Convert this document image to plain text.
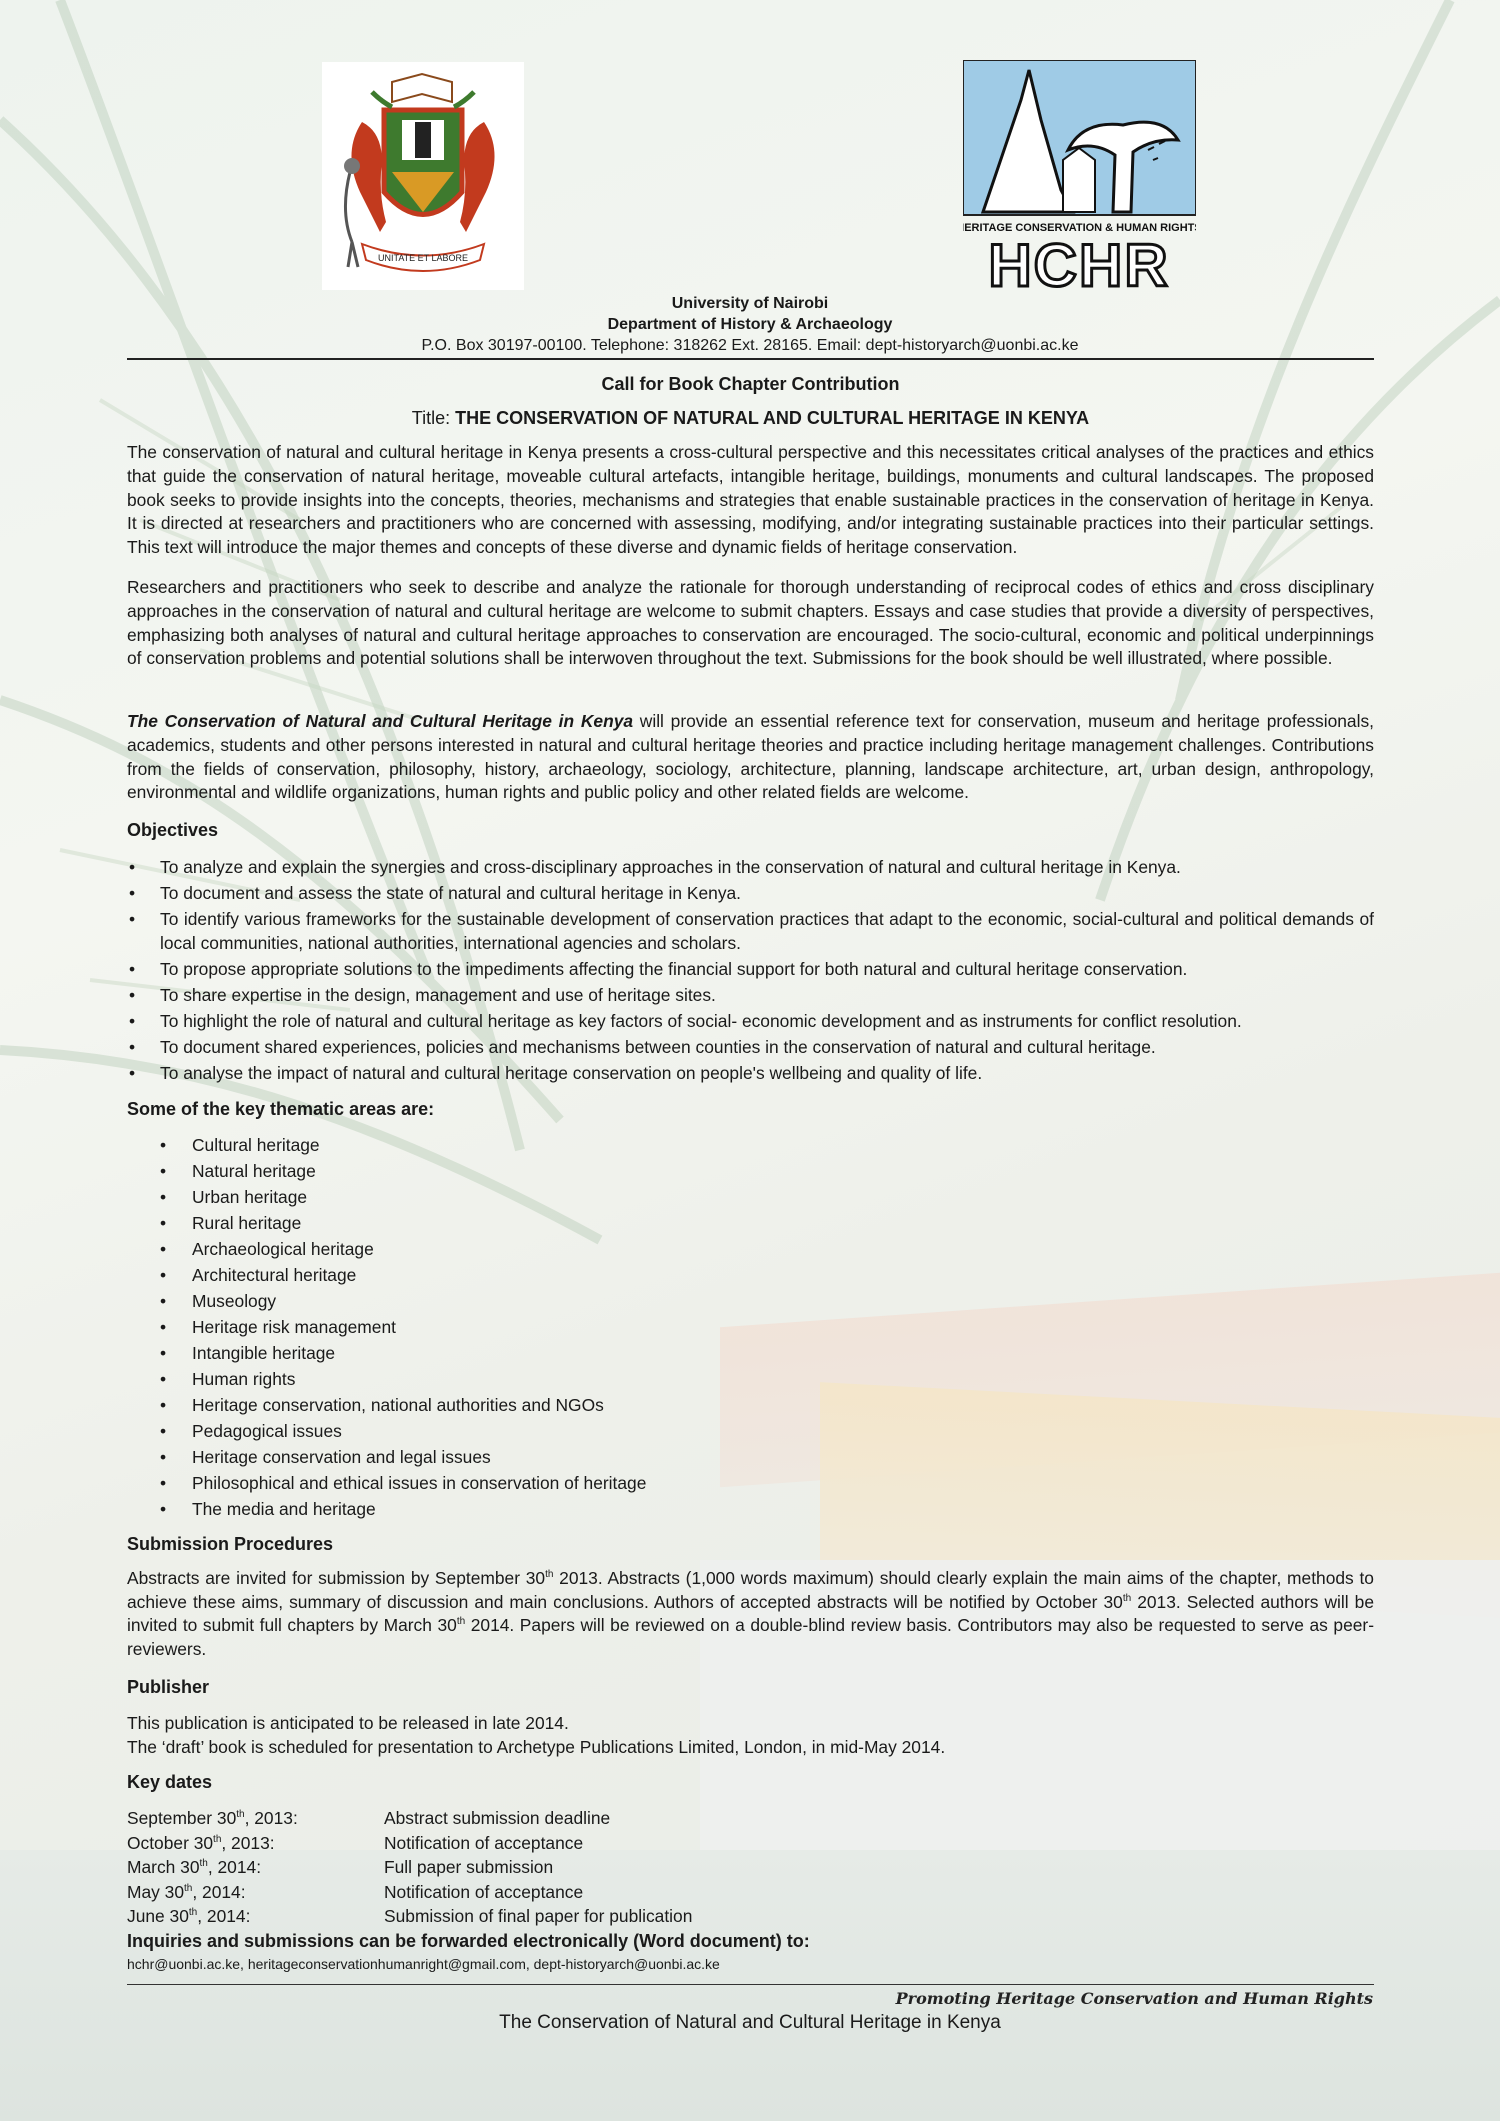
UNITATE ET LABORE
HERITAGE CONSERVATION & HUMAN RIGHTS
HCHR
University of Nairobi
Department of History & Archaeology
P.O. Box 30197-00100. Telephone: 318262 Ext. 28165. Email: dept-historyarch@uonbi.ac.ke
Call for Book Chapter Contribution
Title: THE CONSERVATION OF NATURAL AND CULTURAL HERITAGE IN KENYA

The conservation of natural and cultural heritage in Kenya presents a cross-cultural perspective and this necessitates critical analyses of the practices and ethics that guide the conservation of natural heritage, moveable cultural artefacts, intangible heritage, buildings, monuments and cultural landscapes. The proposed book seeks to provide insights into the concepts, theories, mechanisms and strategies that enable sustainable practices in the conservation of heritage in Kenya. It is directed at researchers and practitioners who are concerned with assessing, modifying, and/or integrating sustainable practices into their particular settings. This text will introduce the major themes and concepts of these diverse and dynamic fields of heritage conservation.

Researchers and practitioners who seek to describe and analyze the rationale for thorough understanding of reciprocal codes of ethics and cross disciplinary approaches in the conservation of natural and cultural heritage are welcome to submit chapters. Essays and case studies that provide a diversity of perspectives, emphasizing both analyses of natural and cultural heritage approaches to conservation are encouraged. The socio-cultural, economic and political underpinnings of conservation problems and potential solutions shall be interwoven throughout the text. Submissions for the book should be well illustrated, where possible.

The Conservation of Natural and Cultural Heritage in Kenya will provide an essential reference text for conservation, museum and heritage professionals, academics, students and other persons interested in natural and cultural heritage theories and practice including heritage management challenges. Contributions from the fields of conservation, philosophy, history, archaeology, sociology, architecture, planning, landscape architecture, art, urban design, anthropology, environmental and wildlife organizations, human rights and public policy and other related fields are welcome.

Objectives
• To analyze and explain the synergies and cross-disciplinary approaches in the conservation of natural and cultural heritage in Kenya.
• To document and assess the state of natural and cultural heritage in Kenya.
• To identify various frameworks for the sustainable development of conservation practices that adapt to the economic, social-cultural and political demands of local communities, national authorities, international agencies and scholars.
• To propose appropriate solutions to the impediments affecting the financial support for both natural and cultural heritage conservation.
• To share expertise in the design, management and use of heritage sites.
• To highlight the role of natural and cultural heritage as key factors of social- economic development and as instruments for conflict resolution.
• To document shared experiences, policies and mechanisms between counties in the conservation of natural and cultural heritage.
• To analyse the impact of natural and cultural heritage conservation on people's wellbeing and quality of life.
Some of the key thematic areas are:
• Cultural heritage
• Natural heritage
• Urban heritage
• Rural heritage
• Archaeological heritage
• Architectural heritage
• Museology
• Heritage risk management
• Intangible heritage
• Human rights
• Heritage conservation, national authorities and NGOs
• Pedagogical issues
• Heritage conservation and legal issues
• Philosophical and ethical issues in conservation of heritage
• The media and heritage
Submission Procedures

Abstracts are invited for submission by September 30th 2013. Abstracts (1,000 words maximum) should clearly explain the main aims of the chapter, methods to achieve these aims, summary of discussion and main conclusions. Authors of accepted abstracts will be notified by October 30th 2013. Selected authors will be invited to submit full chapters by March 30th 2014. Papers will be reviewed on a double-blind review basis. Contributors may also be requested to serve as peer-reviewers.

Publisher
This publication is anticipated to be released in late 2014.
The ‘draft’ book is scheduled for presentation to Archetype Publications Limited, London, in mid-May 2014.
Key dates
September 30th, 2013:	Abstract submission deadline
October 30th, 2013:	Notification of acceptance
March 30th, 2014:	Full paper submission
May 30th, 2014:	Notification of acceptance
June 30th, 2014:	Submission of final paper for publication
Inquiries and submissions can be forwarded electronically (Word document) to:
hchr@uonbi.ac.ke, heritageconservationhumanright@gmail.com, dept-historyarch@uonbi.ac.ke
Promoting Heritage Conservation and Human Rights
The Conservation of Natural and Cultural Heritage in Kenya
.....
Pick out and copy the lines of the material that include the word "Notification".

* **Response**:
October 30th, 2013:	Notification of acceptance
May 30th, 2014:	Notification of acceptance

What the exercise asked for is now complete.